Task directions: Scan the data for "Post" and copy the lines it appears in.

-- START OF Exercise data --

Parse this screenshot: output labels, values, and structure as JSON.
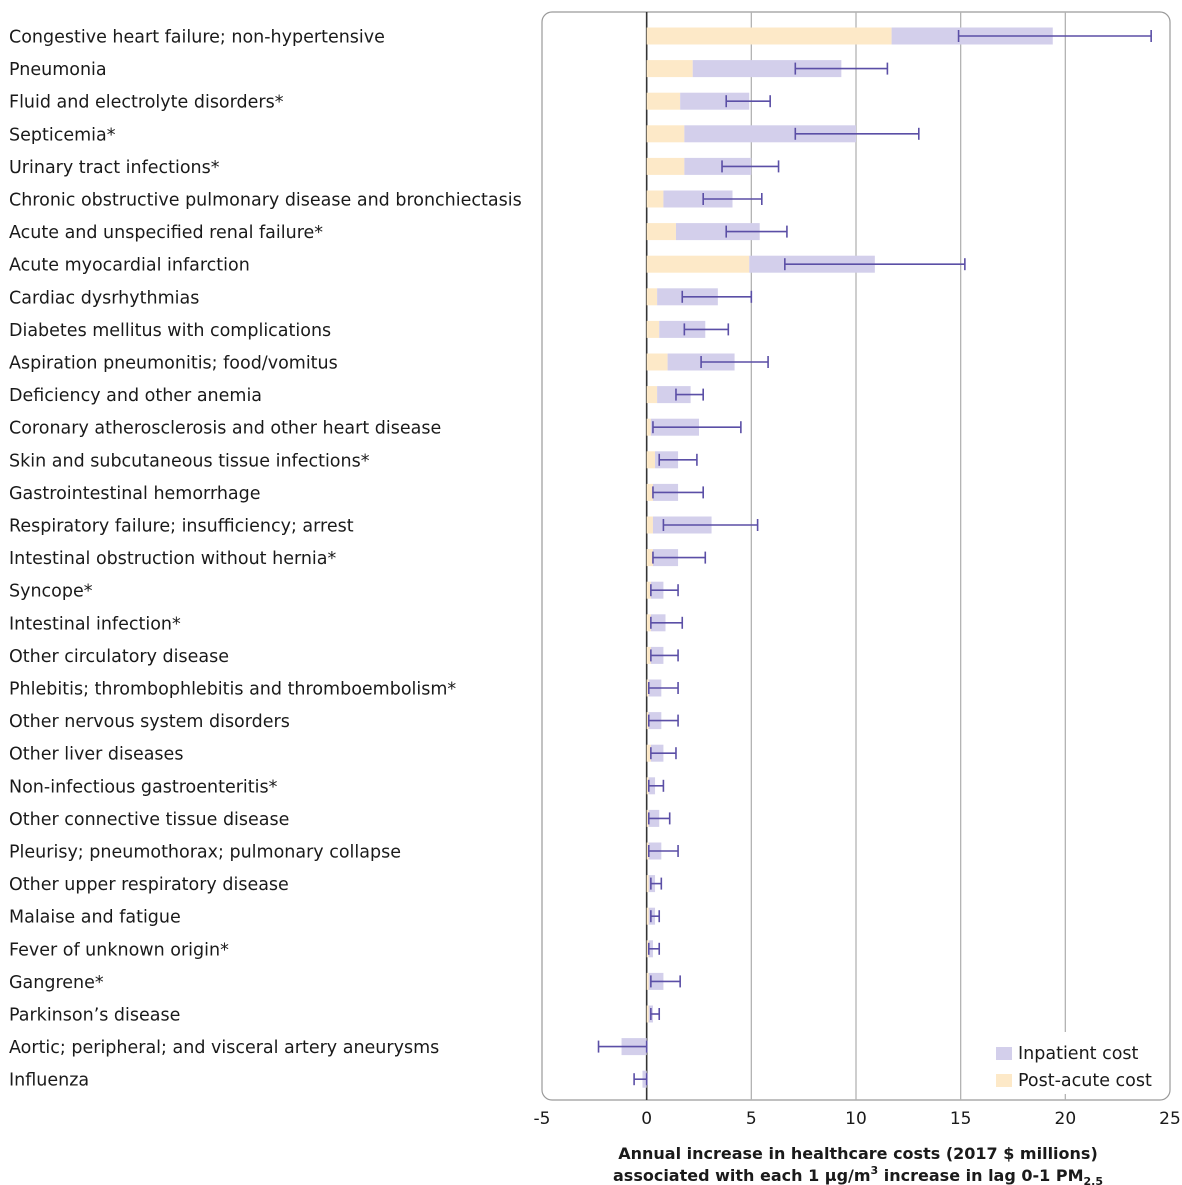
{
  "chart_data": {
    "type": "bar",
    "stacked": true,
    "orientation": "horizontal",
    "categories": [
      "Congestive heart failure; non-hypertensive",
      "Pneumonia",
      "Fluid and electrolyte disorders*",
      "Septicemia*",
      "Urinary tract infections*",
      "Chronic obstructive pulmonary disease and bronchiectasis",
      "Acute and unspecified renal failure*",
      "Acute myocardial infarction",
      "Cardiac dysrhythmias",
      "Diabetes mellitus with complications",
      "Aspiration pneumonitis; food/vomitus",
      "Deficiency and other anemia",
      "Coronary atherosclerosis and other heart disease",
      "Skin and subcutaneous tissue infections*",
      "Gastrointestinal hemorrhage",
      "Respiratory failure; insufficiency; arrest",
      "Intestinal obstruction without hernia*",
      "Syncope*",
      "Intestinal infection*",
      "Other circulatory disease",
      "Phlebitis; thrombophlebitis and thromboembolism*",
      "Other nervous system disorders",
      "Other liver diseases",
      "Non-infectious gastroenteritis*",
      "Other connective tissue disease",
      "Pleurisy; pneumothorax; pulmonary collapse",
      "Other upper respiratory disease",
      "Malaise and fatigue",
      "Fever of unknown origin*",
      "Gangrene*",
      "Parkinson’s disease",
      "Aortic; peripheral; and visceral artery aneurysms",
      "Influenza"
    ],
    "series": [
      {
        "name": "Post-acute cost",
        "color": "#fde9c8",
        "values": [
          11.7,
          2.2,
          1.6,
          1.8,
          1.8,
          0.8,
          1.4,
          4.9,
          0.5,
          0.6,
          1.0,
          0.5,
          0.2,
          0.4,
          0.3,
          0.3,
          0.3,
          0.2,
          0.2,
          0.2,
          0.1,
          0.1,
          0.2,
          0.1,
          0.1,
          0.1,
          0.1,
          0.1,
          0.1,
          0.1,
          0.1,
          0.0,
          0.0
        ]
      },
      {
        "name": "Inpatient cost",
        "color": "#d3cfeb",
        "values": [
          7.7,
          7.1,
          3.3,
          8.2,
          3.2,
          3.3,
          4.0,
          6.0,
          2.9,
          2.2,
          3.2,
          1.6,
          2.3,
          1.1,
          1.2,
          2.8,
          1.2,
          0.6,
          0.7,
          0.6,
          0.6,
          0.6,
          0.6,
          0.3,
          0.5,
          0.6,
          0.3,
          0.3,
          0.2,
          0.7,
          0.2,
          -1.2,
          -0.2
        ]
      }
    ],
    "error_bars": {
      "color": "#5b4fa6",
      "low": [
        14.9,
        7.1,
        3.8,
        7.1,
        3.6,
        2.7,
        3.8,
        6.6,
        1.7,
        1.8,
        2.6,
        1.4,
        0.3,
        0.6,
        0.3,
        0.8,
        0.3,
        0.2,
        0.2,
        0.2,
        0.1,
        0.1,
        0.2,
        0.1,
        0.1,
        0.1,
        0.2,
        0.2,
        0.1,
        0.2,
        0.2,
        -2.3,
        -0.6
      ],
      "high": [
        24.1,
        11.5,
        5.9,
        13.0,
        6.3,
        5.5,
        6.7,
        15.2,
        5.0,
        3.9,
        5.8,
        2.7,
        4.5,
        2.4,
        2.7,
        5.3,
        2.8,
        1.5,
        1.7,
        1.5,
        1.5,
        1.5,
        1.4,
        0.8,
        1.1,
        1.5,
        0.7,
        0.6,
        0.6,
        1.6,
        0.6,
        0.0,
        0.0
      ]
    },
    "xlim": [
      -5,
      25
    ],
    "xticks": [
      -5,
      0,
      5,
      10,
      15,
      20,
      25
    ],
    "tick_labels": [
      "-5",
      "0",
      "5",
      "10",
      "15",
      "20",
      "25"
    ],
    "xlabel_line1": "Annual increase in healthcare costs (2017 $ millions)",
    "xlabel_line2": "associated with each 1 µg/m",
    "xlabel_sup": "3",
    "xlabel_line2b": " increase in lag 0-1 PM",
    "xlabel_sub": "2.5",
    "grid": "vertical",
    "legend_position": "bottom-right",
    "legend": [
      "Inpatient cost",
      "Post-acute cost"
    ]
  }
}
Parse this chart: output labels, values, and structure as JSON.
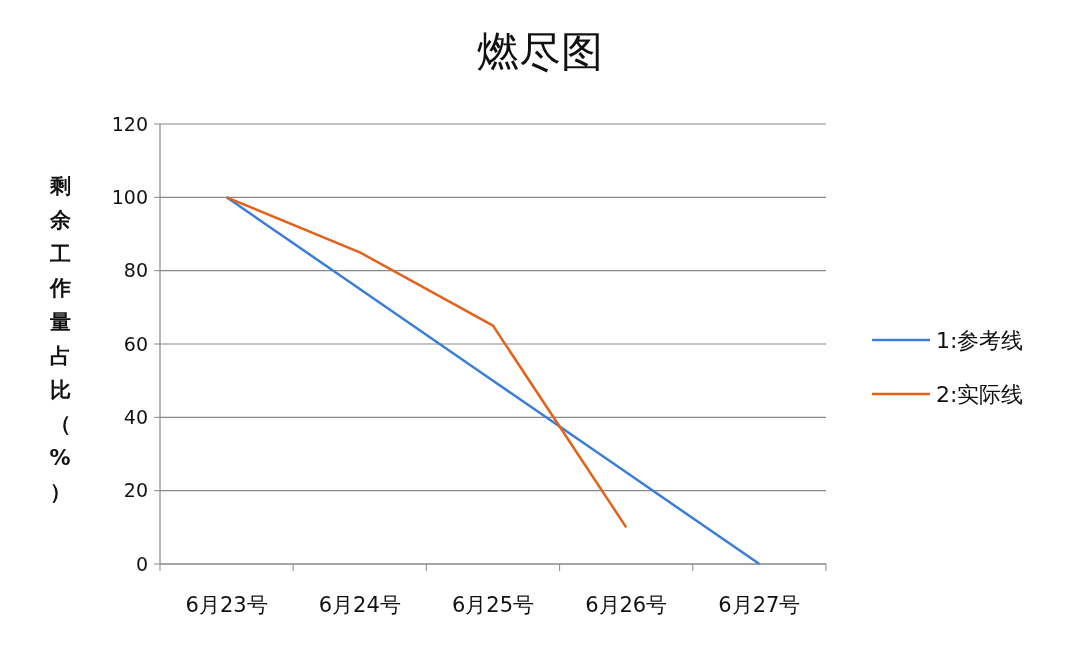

-- END OF Exercise data --

Problem solution:
        "name": "Post-acute cost",
      "Post-acute cost"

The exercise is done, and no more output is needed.